On campus, Owen’s impact on all he touched was immediately tangible. At a memorial service held on a Locust Walk, poet and Penn basketball player Justin Reilly recited an original work he had written about Owen. The piece has fortunately been preserved by Justin on YouTube. His impassioned diction and vivid imagery capture the essence of OT so brilliantly it gives me chills with every viewing. I want to thank Justin for being a powerful voice and an inspiration, and for his blessing to share this here.

 

 

As Justin says, Owen’s death forced those close to him to cherish every day that we are alive to carry on his legacy. As our captain and unquestioned leader, Owen was right there carrying us as we triumphed to an undefeated league record and successfully defended our championship the next fall. The way that group of guys banded together and loved each other and absolutely dominated the competition was something truly special beyond words. Didn’t we? 

As for me personally, both knowing and losing Owen taught me so many invaluable life lessons that I carry with me to this day. Here are a handful of them, consolidated along with choice lyrics from a few of my familiar favorites.

 

“But what love got to do with it when you don’t love yourself?”

– Kendrick Lamar, Real

 

First and foremost, Owen’s personality taught me the virtue of self love. In a world that is constantly creating divisions between humankind and making you think you need to be wealthier and sexier and trendier and more this or more that, Owen simply loved people for who they were.

At a time when I was struggling with being confident in my own identity in a new environment, he welcomed me in with open arms and made me feel at home. Owen never expected anything from you, he simply appreciated you for showing up.

I’ll never forget one early morning a year after Owen’s death when I was alone in my room. Suddenly a question popped into my head for some reason:

“What do I want to be when I grow up?”

The answer effortlessly followed, with remarkable clarity:

“Myself.”

This realization that I was already the person I needed to be was liberating, empowering, and altogether life changing. I know I wouldn’t have developed the confidence or the independence to come to such a conclusion if it hadn’t been for Owen’s example. I hope to keep this perspective in mind as I continue to grow and develop, knowing that I must continue to embrace myself in order to best serve myself and thus the world around me.

 

“Everyday when you’re walking down the street, everybody that you meet has an original point of view.”

– Chance the Rapper & the Social Experiment, Wonderful Everyday: Arthur (originally recorded by Ziggy Marley)

 

Owen’s unwavering kindness towards all others reintroduced me to the Golden Rule. I remember being a toddler and learning to treat others the way you would want to be treated. It was one thing to be taught this lesson by teachers and parents as a boy, and another thing entirely to meet a young man who wholeheartedly embodied these values in every interaction.

Through leading by his shining example, Owen helped enlighten me to see the inherent value in all individuals. Regardless of race, color, creed, class, occupation, likes, dislikes, we all share a common experience. We all have hopes, dreams, aspirations, achievements, failures, gains, and losses. We all rise with the same sun and are trying our best to make sense of this curious existence we’ve been granted.

Element position data:
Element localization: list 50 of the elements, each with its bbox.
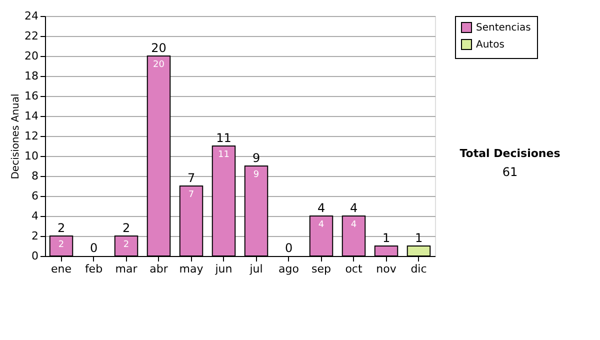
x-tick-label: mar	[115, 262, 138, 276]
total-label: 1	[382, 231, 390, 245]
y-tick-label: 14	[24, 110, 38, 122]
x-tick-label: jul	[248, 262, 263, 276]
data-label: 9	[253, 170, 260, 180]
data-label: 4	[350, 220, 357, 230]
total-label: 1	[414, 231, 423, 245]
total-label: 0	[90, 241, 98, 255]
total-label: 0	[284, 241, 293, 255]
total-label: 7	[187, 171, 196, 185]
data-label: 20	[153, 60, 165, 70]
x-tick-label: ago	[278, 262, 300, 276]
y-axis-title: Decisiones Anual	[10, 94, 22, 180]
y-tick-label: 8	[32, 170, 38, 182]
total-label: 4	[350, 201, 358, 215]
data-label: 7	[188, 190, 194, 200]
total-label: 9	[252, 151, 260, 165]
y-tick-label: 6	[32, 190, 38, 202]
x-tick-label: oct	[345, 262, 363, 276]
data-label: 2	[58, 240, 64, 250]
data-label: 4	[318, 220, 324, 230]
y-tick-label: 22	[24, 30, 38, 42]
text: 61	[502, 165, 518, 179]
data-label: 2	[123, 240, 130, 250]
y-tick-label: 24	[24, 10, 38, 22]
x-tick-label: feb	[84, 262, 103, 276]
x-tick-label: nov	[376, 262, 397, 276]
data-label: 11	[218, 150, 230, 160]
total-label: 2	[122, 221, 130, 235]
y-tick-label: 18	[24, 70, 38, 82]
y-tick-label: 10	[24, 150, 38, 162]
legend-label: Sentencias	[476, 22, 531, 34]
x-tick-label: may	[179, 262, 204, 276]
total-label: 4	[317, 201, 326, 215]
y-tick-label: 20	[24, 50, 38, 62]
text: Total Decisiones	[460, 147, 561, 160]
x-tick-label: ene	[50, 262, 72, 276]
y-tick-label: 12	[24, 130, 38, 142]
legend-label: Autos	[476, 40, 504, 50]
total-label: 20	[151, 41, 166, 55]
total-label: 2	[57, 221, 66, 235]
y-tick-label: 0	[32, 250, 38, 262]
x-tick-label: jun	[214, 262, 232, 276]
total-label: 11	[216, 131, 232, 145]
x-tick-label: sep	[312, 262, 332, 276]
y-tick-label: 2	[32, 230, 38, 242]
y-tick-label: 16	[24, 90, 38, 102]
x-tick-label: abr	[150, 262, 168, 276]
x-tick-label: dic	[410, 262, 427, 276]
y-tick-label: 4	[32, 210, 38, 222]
--
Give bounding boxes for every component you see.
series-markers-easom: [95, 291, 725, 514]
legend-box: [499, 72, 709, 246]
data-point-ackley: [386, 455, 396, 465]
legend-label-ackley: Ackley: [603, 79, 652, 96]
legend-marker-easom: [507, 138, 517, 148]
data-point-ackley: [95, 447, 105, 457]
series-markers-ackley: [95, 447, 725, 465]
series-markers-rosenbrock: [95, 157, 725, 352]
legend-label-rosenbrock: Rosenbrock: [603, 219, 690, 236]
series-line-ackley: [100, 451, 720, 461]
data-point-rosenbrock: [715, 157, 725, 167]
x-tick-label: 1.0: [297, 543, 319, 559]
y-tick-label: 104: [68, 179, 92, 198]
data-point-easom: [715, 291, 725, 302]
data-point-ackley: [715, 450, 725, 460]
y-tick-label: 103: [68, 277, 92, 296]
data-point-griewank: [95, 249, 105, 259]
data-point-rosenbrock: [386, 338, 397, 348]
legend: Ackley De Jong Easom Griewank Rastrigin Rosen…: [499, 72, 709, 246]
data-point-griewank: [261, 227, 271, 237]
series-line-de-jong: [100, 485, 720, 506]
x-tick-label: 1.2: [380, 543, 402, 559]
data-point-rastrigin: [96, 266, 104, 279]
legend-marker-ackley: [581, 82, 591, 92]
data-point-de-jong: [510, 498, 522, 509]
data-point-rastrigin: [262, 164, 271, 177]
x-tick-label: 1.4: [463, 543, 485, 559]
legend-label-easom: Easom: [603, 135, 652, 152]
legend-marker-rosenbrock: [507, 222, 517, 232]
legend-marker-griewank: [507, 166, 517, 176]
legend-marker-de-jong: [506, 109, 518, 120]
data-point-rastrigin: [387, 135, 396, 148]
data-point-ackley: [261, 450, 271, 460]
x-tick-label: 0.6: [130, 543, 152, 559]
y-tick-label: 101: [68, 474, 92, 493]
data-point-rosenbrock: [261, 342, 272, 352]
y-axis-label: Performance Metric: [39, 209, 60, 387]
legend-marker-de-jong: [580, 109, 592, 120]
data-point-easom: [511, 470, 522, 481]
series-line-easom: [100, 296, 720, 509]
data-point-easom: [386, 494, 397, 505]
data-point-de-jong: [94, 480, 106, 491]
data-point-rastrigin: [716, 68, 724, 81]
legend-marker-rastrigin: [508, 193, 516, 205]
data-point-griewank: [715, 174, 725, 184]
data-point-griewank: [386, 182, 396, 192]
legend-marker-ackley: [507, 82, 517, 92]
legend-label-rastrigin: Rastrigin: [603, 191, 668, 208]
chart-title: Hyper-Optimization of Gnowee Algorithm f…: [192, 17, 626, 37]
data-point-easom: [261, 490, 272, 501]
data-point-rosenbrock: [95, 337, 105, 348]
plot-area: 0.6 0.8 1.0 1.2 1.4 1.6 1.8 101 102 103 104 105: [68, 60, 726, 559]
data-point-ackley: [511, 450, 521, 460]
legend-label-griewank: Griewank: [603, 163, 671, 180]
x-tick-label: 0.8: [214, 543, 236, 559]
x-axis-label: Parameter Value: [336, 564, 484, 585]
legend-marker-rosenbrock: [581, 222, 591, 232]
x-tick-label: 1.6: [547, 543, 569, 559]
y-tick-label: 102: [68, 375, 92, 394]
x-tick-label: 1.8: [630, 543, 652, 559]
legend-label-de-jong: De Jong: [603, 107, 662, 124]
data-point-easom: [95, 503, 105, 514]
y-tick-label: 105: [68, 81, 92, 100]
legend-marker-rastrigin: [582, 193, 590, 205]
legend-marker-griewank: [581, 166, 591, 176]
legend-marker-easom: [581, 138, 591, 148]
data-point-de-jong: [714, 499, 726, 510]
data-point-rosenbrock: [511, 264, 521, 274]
...
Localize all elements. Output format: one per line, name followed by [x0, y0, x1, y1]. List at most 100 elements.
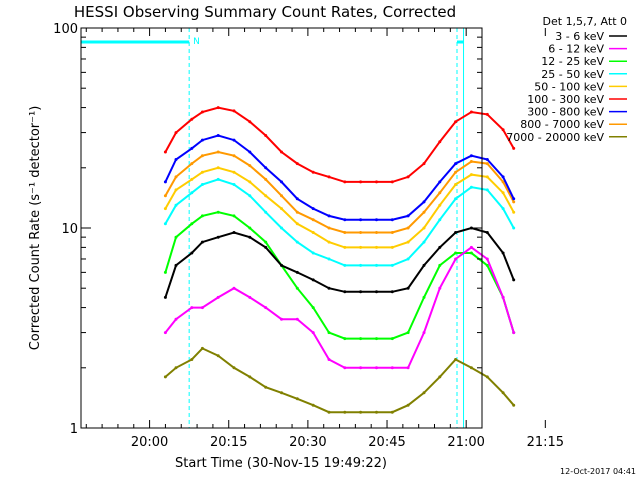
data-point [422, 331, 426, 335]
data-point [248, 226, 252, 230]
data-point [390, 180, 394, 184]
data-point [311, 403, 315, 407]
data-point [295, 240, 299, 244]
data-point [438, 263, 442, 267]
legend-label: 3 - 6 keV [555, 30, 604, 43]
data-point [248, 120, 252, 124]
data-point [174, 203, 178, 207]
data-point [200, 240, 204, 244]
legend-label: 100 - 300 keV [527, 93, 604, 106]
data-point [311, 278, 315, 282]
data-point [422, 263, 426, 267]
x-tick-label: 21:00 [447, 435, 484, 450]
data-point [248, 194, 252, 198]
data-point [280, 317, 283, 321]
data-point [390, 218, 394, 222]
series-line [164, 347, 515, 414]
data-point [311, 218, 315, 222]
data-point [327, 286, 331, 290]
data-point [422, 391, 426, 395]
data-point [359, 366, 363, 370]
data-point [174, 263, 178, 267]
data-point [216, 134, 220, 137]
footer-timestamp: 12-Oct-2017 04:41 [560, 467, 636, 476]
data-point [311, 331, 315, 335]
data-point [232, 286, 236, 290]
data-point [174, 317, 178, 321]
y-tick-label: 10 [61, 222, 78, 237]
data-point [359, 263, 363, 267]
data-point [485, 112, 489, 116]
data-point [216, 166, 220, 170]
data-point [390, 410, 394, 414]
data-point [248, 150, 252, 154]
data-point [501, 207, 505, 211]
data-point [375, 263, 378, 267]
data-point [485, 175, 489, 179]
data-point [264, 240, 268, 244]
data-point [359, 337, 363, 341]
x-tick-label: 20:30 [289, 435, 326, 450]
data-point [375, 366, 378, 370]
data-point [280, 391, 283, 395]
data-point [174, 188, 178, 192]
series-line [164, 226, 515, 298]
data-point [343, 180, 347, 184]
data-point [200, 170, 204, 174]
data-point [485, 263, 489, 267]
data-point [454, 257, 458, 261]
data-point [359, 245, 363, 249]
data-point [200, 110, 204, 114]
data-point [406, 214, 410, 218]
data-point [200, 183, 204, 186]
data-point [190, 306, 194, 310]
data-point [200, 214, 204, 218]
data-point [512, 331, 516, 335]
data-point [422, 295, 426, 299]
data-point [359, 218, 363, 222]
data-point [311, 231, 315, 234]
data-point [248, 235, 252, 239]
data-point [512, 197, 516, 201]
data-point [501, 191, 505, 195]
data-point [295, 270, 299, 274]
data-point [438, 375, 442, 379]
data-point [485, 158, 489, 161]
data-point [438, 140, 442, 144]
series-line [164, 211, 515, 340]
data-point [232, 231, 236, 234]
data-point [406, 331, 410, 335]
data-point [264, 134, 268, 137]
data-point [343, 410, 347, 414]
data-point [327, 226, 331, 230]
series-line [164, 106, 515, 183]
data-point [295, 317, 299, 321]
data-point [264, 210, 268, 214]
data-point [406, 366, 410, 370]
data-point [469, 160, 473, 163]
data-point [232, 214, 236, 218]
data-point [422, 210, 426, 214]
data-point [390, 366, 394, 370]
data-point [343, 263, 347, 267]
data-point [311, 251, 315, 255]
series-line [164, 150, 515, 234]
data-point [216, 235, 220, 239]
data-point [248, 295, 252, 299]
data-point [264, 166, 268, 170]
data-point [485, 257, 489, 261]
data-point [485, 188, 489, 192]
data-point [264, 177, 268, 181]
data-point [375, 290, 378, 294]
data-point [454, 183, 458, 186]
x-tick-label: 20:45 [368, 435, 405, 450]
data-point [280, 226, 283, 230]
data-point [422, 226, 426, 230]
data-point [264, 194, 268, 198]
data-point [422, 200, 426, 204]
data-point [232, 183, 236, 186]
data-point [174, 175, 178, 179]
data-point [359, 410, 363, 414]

Exercises:
[A] In the remembrance of Owen, rewrite the passage that begins at the words "First and foremost, Owen’s" and stops after "who they were.", replacing "self love" with "self-acceptance".
[B] List everything that, according to the remembrance of Owen, "we all have."

Response list:
[A]
First and foremost, Owen’s personality taught me the virtue of self-acceptance. In a world that is constantly creating divisions between humankind and making you think you need to be wealthier and sexier and trendier and more this or more that, Owen simply loved people for who they were.

[B] hopes, dreams, aspirations, achievements, failures, gains, losses